Exercise objective
Transcribe everything from the line containing "What elements are" down to the line containing "definition-text: 道路设机动车道与非机动车道分隔设施的机动 (208, 85, 561, 105)", including both, without the pictures.

Records shown
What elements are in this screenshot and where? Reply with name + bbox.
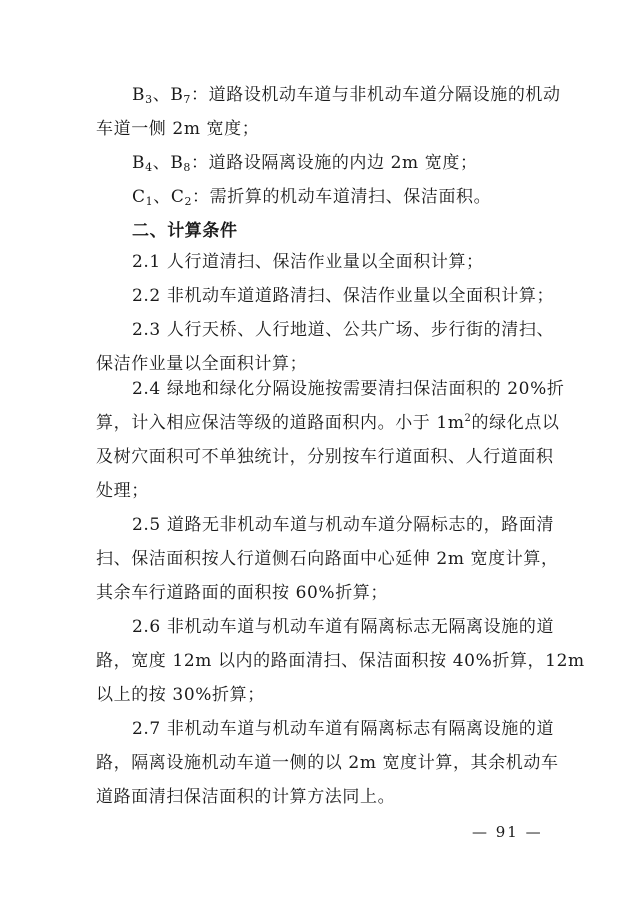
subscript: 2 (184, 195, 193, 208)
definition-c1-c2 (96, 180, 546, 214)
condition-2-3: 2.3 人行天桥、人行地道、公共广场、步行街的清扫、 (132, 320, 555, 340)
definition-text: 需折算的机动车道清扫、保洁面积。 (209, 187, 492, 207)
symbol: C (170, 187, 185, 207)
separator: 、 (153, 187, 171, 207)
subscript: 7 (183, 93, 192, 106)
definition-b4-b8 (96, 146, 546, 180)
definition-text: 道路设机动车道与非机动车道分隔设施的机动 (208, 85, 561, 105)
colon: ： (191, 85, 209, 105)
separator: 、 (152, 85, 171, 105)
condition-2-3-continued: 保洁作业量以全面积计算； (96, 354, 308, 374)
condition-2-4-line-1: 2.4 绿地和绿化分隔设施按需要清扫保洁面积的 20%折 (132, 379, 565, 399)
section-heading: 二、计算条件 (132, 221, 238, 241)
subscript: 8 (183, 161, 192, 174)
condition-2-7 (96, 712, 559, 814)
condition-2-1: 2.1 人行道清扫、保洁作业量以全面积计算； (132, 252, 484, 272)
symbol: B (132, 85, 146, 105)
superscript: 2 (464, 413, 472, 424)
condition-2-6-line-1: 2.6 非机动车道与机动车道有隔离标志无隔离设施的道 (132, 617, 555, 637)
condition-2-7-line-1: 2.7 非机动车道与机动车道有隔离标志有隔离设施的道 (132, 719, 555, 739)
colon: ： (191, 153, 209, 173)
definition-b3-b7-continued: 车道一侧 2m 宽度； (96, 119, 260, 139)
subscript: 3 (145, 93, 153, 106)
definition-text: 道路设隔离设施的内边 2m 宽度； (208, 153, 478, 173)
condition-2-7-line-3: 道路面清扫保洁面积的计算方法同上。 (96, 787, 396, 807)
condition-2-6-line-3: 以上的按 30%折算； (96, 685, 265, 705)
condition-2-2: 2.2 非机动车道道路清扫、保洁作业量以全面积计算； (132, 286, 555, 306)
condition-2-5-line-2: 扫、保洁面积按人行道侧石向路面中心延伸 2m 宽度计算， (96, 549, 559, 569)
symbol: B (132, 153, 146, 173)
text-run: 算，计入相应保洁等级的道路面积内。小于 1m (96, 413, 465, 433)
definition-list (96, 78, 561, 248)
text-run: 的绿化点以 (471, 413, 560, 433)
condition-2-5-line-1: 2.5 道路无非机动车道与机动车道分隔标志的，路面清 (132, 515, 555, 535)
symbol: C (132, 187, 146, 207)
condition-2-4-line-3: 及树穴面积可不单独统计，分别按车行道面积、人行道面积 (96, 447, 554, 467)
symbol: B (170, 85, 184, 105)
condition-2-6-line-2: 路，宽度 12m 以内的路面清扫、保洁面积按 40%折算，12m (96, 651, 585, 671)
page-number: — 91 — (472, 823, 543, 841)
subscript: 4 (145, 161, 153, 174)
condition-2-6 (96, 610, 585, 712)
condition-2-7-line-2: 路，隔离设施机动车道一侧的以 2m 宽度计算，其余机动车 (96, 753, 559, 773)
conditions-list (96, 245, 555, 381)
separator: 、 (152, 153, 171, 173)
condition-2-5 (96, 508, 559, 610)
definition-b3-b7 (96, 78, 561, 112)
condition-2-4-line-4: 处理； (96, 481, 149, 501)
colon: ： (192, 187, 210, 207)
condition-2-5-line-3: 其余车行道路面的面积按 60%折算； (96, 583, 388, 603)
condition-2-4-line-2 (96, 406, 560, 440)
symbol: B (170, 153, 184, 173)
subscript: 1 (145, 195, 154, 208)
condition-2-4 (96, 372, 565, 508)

---

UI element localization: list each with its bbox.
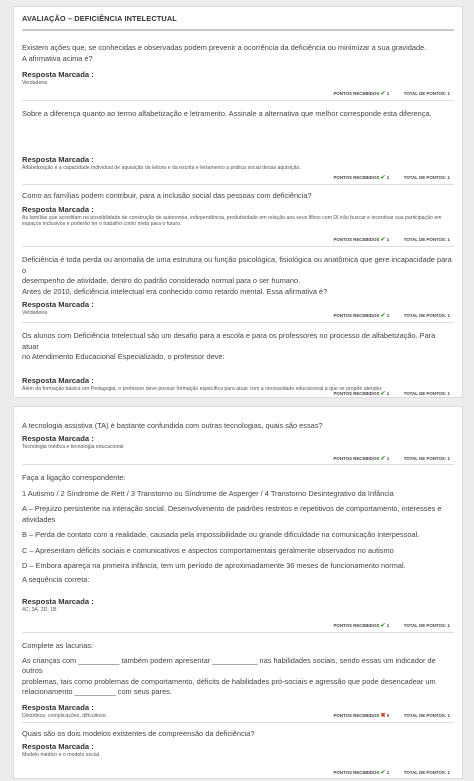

Task answer
What elements are in this screenshot and where? Reply with name + bbox.
subscript: 2 (184, 195, 193, 208)
definition-c1-c2 (96, 180, 546, 214)
condition-2-3: 2.3 人行天桥、人行地道、公共广场、步行街的清扫、 (132, 320, 555, 340)
definition-text: 需折算的机动车道清扫、保洁面积。 (209, 187, 492, 207)
symbol: C (170, 187, 185, 207)
separator: 、 (153, 187, 171, 207)
subscript: 7 (183, 93, 192, 106)
definition-b4-b8 (96, 146, 546, 180)
definition-text: 道路设机动车道与非机动车道分隔设施的机动 (208, 85, 561, 105)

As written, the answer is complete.